» Teks Kutipan:
Rabu, 23 Desember 2015

Subhanallah. Ibu yg luar biasa

JAKARTA (salam-online.com): Kisah
nyata sebuah keluarga Muslim di
Indonesia. Keluarga dakwah.
Keluarga yang mampu menjadikan 10
orang buah hati mereka sebagai
anak-anak yang shalih, hafal Al-
Qur’an dan berprestasi.
Keluarga luar biasa itu adalah
pasangan suami istri Mutammimul
Ula, SH dan Dra Wirianingsih , Bc.Hk,
beserta 10 putra-putri mereka. Yang
lebih luar biasa lagi adalah, kedua
orang tua ini tergolong super sibuk
dengan berbagai aktivitas dakwahnya.
Mutammimul Ula adalah mantan
anggota DPR RI dari fraksi PKS.

» Baris yang Disediakan:
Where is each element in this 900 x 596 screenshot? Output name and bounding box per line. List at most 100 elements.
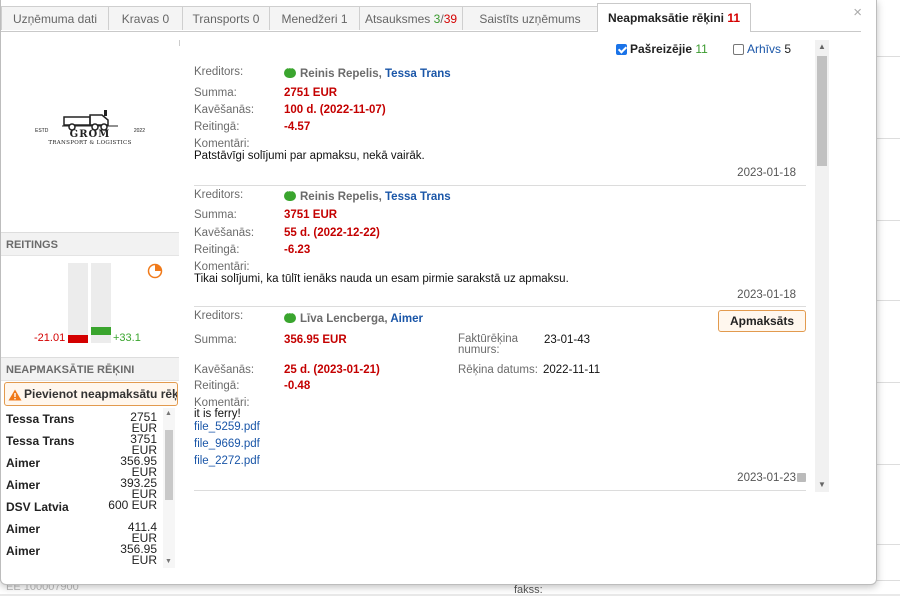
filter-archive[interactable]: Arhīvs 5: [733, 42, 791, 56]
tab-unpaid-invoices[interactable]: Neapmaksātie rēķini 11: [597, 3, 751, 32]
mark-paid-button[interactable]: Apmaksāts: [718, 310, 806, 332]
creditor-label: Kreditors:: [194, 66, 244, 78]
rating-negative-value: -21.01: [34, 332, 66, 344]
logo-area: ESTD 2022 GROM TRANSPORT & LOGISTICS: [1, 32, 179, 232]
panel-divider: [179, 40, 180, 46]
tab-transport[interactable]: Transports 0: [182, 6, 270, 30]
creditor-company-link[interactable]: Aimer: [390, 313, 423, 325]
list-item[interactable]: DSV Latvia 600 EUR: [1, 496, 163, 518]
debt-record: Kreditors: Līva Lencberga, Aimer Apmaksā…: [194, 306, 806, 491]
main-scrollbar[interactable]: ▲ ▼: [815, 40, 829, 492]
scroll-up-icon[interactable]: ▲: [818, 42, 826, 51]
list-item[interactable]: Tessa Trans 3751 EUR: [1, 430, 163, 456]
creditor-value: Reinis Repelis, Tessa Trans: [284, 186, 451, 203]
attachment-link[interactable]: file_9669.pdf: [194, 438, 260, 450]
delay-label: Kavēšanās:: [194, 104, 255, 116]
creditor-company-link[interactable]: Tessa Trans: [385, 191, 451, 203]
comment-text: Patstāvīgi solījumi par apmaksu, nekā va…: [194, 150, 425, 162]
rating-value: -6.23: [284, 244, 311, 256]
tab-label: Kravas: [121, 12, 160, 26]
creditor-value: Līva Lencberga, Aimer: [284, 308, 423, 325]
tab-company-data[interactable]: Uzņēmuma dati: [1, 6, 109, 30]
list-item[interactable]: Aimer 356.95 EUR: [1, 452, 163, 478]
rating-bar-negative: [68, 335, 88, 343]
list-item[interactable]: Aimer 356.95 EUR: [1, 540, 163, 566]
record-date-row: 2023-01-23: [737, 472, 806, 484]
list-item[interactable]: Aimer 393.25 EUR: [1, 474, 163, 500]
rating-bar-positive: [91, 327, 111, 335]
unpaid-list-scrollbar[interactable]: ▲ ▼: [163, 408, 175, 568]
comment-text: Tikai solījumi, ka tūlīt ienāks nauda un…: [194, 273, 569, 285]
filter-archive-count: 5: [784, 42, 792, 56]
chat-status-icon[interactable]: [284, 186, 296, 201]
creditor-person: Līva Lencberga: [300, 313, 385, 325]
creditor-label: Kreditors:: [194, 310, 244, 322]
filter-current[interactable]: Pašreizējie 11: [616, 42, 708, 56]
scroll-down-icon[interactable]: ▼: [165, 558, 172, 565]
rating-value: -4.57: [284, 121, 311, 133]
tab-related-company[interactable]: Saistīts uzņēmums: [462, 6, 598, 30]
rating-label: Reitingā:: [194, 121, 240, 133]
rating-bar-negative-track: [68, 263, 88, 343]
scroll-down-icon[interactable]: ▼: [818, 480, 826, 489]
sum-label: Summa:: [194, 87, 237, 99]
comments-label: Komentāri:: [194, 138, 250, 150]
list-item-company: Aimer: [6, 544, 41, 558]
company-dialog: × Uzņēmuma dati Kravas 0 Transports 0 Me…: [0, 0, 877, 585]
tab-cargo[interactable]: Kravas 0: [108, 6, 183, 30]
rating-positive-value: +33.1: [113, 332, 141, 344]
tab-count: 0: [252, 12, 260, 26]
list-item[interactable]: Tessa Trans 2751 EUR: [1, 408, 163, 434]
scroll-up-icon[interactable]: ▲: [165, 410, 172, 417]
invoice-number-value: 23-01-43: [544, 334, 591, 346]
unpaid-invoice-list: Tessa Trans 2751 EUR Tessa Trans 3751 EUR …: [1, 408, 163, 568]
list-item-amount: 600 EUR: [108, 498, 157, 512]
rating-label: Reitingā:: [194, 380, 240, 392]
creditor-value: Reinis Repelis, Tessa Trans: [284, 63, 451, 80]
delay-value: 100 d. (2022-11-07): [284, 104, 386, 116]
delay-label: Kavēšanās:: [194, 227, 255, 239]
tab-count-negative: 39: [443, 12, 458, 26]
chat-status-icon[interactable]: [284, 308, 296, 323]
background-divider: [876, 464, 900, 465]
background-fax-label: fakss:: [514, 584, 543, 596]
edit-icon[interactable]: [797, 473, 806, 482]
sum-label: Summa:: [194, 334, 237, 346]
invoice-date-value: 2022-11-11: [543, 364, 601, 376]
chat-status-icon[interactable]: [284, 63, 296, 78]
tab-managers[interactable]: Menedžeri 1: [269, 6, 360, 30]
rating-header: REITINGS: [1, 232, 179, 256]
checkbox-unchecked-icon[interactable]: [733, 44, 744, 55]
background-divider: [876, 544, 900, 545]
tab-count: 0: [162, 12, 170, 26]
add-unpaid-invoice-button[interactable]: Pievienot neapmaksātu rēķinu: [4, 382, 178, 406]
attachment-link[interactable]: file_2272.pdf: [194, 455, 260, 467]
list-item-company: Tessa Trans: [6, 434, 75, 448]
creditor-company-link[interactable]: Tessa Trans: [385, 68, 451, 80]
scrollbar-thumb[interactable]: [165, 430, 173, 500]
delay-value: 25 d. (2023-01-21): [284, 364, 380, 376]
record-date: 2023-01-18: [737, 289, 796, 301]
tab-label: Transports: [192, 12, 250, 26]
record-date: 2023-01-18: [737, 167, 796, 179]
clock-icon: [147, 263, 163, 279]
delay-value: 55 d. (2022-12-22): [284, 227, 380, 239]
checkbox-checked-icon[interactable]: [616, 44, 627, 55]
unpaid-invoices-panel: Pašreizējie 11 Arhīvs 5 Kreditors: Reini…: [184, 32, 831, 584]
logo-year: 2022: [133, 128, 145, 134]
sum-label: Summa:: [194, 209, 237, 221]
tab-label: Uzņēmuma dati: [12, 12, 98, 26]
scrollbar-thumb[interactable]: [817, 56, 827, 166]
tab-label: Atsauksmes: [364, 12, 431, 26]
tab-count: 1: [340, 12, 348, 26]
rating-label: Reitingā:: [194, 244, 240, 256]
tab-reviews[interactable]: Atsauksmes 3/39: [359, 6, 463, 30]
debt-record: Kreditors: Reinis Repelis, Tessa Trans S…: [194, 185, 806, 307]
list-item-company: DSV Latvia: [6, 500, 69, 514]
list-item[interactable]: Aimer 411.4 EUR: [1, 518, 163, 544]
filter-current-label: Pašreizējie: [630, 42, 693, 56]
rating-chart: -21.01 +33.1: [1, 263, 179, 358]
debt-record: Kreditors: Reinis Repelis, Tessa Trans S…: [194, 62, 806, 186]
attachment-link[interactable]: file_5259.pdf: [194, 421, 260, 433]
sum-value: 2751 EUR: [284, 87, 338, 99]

» Deskripsi Tugas: Terjemahkan kalimat dari teks kutipan tentang keluarga dakwah ini ke dalam bahasa Inggris: "Yang lebih luar biasa lagi adalah, kedua orang tua ini tergolong super sibuk dengan berbagai aktivitas dakwahnya." Baris-baris itu tidak dipakai di sini.

» Hasil Tugas: What is even more remarkable is that these two parents are extremely busy with their various da'wah activities.